Go through the entries and count the lines with the string "Walnego" in them. Give only that number.

________________________________________

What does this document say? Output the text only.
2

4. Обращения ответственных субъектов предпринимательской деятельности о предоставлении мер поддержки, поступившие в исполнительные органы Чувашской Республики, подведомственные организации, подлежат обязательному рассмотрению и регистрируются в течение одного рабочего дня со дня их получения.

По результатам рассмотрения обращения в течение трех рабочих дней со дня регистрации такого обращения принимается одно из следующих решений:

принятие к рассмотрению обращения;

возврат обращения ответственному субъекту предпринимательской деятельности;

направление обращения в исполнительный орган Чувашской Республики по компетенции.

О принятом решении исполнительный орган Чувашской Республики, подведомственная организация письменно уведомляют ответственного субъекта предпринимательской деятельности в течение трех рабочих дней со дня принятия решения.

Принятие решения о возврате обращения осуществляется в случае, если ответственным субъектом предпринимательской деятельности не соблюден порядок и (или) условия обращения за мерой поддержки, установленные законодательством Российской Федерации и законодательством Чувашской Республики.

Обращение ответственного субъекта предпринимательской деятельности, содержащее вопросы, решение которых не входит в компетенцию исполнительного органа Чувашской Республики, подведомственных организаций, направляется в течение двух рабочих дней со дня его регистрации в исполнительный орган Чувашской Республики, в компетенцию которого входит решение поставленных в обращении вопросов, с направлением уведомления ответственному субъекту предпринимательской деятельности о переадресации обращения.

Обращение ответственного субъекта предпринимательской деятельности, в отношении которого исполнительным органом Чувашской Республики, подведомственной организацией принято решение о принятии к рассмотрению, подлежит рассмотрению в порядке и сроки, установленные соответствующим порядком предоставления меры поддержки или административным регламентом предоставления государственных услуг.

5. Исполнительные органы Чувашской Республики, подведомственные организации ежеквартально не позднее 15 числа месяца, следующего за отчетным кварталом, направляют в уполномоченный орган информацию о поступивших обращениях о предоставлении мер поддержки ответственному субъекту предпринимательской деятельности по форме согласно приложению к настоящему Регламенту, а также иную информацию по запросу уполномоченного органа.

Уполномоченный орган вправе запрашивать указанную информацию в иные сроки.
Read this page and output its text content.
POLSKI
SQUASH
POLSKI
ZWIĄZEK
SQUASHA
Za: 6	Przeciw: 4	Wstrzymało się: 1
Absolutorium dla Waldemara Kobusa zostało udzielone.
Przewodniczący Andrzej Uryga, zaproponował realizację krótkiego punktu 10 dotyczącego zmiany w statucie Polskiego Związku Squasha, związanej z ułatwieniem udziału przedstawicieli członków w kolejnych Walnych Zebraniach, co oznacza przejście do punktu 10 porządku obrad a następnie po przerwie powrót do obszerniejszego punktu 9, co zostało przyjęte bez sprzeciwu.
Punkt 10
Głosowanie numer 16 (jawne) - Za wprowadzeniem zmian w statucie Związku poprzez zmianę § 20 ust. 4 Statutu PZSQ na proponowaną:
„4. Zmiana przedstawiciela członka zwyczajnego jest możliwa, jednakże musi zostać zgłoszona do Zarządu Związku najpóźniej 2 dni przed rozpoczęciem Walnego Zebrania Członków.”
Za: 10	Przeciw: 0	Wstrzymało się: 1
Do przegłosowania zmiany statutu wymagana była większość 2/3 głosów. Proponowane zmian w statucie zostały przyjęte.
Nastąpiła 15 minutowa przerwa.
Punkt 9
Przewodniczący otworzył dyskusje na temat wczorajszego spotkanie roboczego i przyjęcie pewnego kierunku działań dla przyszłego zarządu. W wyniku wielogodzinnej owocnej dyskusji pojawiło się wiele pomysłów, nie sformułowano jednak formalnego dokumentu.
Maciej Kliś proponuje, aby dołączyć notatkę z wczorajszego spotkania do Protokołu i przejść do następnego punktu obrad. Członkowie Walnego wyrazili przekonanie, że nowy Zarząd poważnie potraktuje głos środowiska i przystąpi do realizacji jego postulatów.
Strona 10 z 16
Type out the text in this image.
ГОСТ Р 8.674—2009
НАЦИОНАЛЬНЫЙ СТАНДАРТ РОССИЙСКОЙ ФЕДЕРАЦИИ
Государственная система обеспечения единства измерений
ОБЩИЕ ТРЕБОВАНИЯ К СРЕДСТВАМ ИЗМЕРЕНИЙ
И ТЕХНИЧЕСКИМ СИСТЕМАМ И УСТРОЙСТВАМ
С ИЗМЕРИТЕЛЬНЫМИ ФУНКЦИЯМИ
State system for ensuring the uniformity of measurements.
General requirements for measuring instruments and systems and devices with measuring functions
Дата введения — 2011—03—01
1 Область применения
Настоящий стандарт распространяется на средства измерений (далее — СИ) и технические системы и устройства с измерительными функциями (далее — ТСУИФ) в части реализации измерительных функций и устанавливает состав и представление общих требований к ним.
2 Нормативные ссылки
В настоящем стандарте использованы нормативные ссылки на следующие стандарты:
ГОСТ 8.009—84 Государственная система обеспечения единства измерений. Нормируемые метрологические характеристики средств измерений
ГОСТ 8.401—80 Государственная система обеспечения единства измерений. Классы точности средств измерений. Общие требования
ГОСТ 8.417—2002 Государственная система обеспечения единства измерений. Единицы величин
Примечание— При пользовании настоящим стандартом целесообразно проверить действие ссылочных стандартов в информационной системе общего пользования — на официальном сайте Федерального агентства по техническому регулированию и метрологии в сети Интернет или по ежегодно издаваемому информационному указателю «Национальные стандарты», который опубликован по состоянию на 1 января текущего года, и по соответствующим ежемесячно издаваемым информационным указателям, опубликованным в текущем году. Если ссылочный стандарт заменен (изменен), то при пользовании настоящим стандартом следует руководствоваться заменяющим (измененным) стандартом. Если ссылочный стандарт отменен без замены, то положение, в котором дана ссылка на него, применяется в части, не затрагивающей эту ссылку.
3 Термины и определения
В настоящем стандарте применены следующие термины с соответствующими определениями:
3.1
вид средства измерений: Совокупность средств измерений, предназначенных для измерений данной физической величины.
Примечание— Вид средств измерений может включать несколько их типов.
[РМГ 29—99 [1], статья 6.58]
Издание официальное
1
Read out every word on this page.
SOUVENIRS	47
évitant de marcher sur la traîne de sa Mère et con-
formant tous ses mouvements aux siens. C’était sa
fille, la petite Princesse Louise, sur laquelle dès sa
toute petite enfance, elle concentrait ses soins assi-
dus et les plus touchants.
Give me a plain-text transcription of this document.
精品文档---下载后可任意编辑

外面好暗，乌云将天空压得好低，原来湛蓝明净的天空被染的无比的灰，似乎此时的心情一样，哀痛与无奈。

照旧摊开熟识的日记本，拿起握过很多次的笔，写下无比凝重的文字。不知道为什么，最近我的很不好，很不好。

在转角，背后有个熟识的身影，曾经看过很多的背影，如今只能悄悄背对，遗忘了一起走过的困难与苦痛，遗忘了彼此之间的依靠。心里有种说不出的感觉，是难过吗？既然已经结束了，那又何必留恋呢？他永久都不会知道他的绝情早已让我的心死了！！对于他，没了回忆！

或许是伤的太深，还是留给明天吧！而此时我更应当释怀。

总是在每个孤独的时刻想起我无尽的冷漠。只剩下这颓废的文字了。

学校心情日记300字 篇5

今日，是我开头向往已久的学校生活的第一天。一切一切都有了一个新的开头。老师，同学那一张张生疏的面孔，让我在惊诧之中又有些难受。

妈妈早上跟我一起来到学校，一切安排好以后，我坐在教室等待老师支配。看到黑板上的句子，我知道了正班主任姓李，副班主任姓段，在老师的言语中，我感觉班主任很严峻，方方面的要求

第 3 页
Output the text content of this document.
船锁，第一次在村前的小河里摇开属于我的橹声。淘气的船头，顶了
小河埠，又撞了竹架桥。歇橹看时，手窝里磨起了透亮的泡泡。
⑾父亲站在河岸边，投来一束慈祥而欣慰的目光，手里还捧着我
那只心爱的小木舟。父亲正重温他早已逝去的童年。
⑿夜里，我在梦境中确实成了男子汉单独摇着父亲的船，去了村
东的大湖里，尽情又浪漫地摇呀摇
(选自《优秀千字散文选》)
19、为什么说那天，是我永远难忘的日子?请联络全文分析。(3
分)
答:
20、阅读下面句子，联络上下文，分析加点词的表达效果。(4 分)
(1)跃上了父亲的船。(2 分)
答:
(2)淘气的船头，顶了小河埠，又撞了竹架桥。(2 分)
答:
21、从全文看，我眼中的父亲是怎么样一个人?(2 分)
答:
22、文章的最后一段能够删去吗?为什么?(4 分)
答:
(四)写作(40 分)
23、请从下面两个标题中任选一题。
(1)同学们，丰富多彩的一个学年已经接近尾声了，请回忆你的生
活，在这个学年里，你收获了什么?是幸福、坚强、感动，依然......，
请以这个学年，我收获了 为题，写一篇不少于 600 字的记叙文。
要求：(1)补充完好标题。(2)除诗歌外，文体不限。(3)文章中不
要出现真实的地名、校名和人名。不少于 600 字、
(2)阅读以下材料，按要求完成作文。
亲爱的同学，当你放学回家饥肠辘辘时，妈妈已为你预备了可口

________________________________________

=== Final result ===
2